### Provided records
****************
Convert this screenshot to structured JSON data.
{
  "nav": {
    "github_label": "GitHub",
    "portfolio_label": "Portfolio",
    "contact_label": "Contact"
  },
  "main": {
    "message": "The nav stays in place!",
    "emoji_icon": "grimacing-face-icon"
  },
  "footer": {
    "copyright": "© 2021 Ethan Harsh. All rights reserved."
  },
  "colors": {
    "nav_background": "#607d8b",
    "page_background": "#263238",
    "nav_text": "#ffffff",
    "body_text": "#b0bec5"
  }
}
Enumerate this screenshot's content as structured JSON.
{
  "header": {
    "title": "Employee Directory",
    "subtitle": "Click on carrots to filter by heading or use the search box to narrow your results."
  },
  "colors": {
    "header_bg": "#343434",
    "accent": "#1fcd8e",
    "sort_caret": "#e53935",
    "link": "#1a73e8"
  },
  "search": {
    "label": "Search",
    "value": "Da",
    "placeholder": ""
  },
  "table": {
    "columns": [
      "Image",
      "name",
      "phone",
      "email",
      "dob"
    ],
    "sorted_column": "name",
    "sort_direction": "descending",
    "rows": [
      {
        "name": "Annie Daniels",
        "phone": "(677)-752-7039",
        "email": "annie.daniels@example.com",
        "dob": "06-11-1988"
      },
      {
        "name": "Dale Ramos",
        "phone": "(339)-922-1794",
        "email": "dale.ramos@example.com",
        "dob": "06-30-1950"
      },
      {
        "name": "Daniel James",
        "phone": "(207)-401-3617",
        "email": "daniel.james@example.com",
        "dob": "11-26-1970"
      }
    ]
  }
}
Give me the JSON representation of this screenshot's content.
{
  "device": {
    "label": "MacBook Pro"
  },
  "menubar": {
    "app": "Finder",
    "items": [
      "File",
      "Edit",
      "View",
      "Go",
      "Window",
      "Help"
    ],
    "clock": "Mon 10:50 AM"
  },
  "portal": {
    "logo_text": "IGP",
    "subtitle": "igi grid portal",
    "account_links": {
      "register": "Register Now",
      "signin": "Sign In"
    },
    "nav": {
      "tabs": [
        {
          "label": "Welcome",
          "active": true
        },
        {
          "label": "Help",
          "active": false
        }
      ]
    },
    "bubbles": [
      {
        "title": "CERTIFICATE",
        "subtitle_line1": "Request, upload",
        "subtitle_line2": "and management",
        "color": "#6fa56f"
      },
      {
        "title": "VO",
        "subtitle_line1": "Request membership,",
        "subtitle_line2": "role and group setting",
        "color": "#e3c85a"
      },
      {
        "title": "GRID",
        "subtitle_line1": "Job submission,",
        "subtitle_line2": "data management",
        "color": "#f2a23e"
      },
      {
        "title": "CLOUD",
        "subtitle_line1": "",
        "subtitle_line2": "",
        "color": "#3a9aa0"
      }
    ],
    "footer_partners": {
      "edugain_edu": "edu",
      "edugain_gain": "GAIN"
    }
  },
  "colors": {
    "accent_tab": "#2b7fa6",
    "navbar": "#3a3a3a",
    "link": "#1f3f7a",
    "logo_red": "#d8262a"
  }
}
****************
### To do
Select all lines in the listing above where the word "this" appears, and show them.

### Exercise result
Convert this screenshot to structured JSON data.
Enumerate this screenshot's content as structured JSON.
Give me the JSON representation of this screenshot's content.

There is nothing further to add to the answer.